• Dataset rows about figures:
···
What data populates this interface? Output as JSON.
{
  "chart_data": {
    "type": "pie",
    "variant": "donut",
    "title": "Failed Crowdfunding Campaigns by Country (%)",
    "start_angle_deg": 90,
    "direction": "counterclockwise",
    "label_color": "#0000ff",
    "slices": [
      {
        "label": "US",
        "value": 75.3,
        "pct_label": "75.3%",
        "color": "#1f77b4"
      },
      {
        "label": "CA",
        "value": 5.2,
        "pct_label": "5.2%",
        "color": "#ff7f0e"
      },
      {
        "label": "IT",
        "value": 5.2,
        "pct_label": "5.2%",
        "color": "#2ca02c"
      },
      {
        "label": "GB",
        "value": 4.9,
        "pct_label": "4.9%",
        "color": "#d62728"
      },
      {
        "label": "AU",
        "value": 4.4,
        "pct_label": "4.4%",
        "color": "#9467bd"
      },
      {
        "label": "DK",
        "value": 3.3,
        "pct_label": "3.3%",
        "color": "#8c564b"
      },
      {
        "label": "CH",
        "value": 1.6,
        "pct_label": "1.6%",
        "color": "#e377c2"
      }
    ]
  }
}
···
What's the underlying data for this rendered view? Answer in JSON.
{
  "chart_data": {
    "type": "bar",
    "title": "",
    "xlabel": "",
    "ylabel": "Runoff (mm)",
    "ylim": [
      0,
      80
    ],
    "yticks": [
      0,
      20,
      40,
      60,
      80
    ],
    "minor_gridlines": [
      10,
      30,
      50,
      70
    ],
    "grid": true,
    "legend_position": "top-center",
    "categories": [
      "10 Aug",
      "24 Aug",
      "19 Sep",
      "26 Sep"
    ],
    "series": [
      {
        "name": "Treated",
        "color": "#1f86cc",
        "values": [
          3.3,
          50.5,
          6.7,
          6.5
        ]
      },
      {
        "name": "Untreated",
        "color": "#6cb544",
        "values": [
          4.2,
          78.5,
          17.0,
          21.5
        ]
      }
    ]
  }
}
···
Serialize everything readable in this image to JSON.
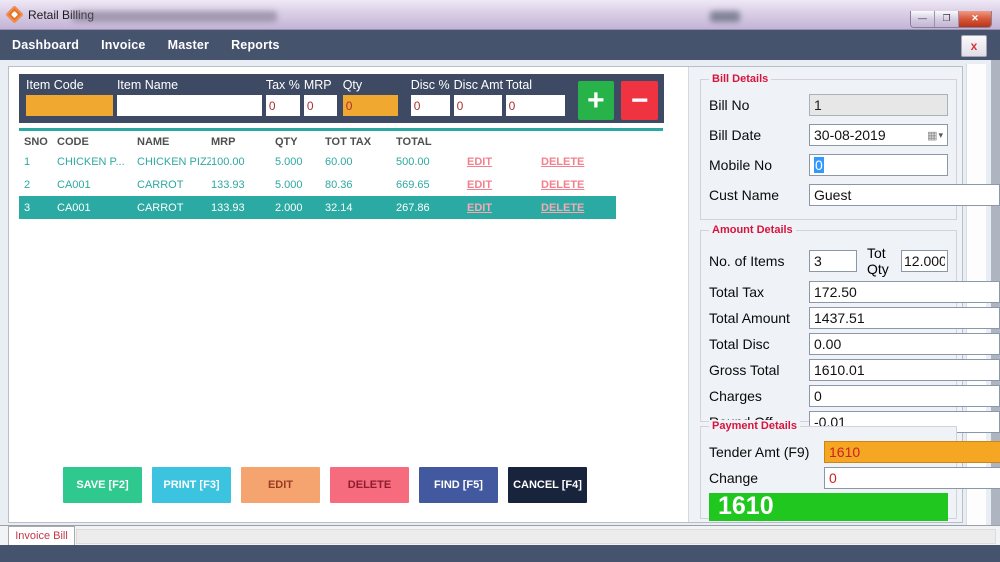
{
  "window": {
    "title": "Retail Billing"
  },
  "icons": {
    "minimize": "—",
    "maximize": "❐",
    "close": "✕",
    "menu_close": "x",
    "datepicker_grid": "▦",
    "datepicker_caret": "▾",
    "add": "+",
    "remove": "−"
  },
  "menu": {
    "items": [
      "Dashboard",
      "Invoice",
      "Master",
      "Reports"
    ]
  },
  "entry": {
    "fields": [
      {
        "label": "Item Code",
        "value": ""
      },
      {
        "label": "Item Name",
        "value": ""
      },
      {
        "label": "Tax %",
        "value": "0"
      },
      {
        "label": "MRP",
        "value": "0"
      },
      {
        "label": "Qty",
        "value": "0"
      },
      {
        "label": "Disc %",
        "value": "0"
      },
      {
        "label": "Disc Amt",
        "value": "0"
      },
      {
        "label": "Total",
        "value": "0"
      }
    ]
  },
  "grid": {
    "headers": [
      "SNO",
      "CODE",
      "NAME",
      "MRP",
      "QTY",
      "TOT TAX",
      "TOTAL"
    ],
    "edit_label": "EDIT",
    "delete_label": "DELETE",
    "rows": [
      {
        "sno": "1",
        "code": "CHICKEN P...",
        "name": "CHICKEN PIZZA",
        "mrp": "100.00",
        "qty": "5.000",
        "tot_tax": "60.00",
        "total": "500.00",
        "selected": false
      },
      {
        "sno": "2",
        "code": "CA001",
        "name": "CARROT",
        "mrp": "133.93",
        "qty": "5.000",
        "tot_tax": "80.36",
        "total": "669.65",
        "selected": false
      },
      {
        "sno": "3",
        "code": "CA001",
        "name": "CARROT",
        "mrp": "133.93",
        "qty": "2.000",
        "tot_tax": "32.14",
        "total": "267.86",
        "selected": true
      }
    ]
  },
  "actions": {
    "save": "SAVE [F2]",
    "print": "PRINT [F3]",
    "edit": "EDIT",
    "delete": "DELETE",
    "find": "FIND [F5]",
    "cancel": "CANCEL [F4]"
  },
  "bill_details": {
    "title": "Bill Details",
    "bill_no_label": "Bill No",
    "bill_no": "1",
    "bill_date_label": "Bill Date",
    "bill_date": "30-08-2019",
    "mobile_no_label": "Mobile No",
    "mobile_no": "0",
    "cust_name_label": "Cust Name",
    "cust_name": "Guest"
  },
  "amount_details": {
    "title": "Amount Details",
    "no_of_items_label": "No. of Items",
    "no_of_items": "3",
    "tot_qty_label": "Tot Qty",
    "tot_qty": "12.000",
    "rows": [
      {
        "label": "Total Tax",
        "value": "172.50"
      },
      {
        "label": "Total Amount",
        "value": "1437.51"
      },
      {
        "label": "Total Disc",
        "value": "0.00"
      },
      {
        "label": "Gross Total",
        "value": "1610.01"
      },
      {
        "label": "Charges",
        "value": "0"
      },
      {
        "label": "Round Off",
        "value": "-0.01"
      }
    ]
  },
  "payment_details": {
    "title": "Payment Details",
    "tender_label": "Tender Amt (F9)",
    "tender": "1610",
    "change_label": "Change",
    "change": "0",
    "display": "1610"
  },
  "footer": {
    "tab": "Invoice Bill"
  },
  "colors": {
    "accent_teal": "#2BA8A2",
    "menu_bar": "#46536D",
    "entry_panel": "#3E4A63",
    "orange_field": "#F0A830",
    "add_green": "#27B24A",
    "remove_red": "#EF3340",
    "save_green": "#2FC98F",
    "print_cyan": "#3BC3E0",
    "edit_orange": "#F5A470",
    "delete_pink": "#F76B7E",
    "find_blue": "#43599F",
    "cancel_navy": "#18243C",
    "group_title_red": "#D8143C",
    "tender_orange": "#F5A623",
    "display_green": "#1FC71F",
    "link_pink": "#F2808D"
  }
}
···
• Written instruction:
Pull every line containing "JSON" out of the data above.

• Output for this exercise:
What data populates this interface? Output as JSON.
What's the underlying data for this rendered view? Answer in JSON.
Serialize everything readable in this image to JSON.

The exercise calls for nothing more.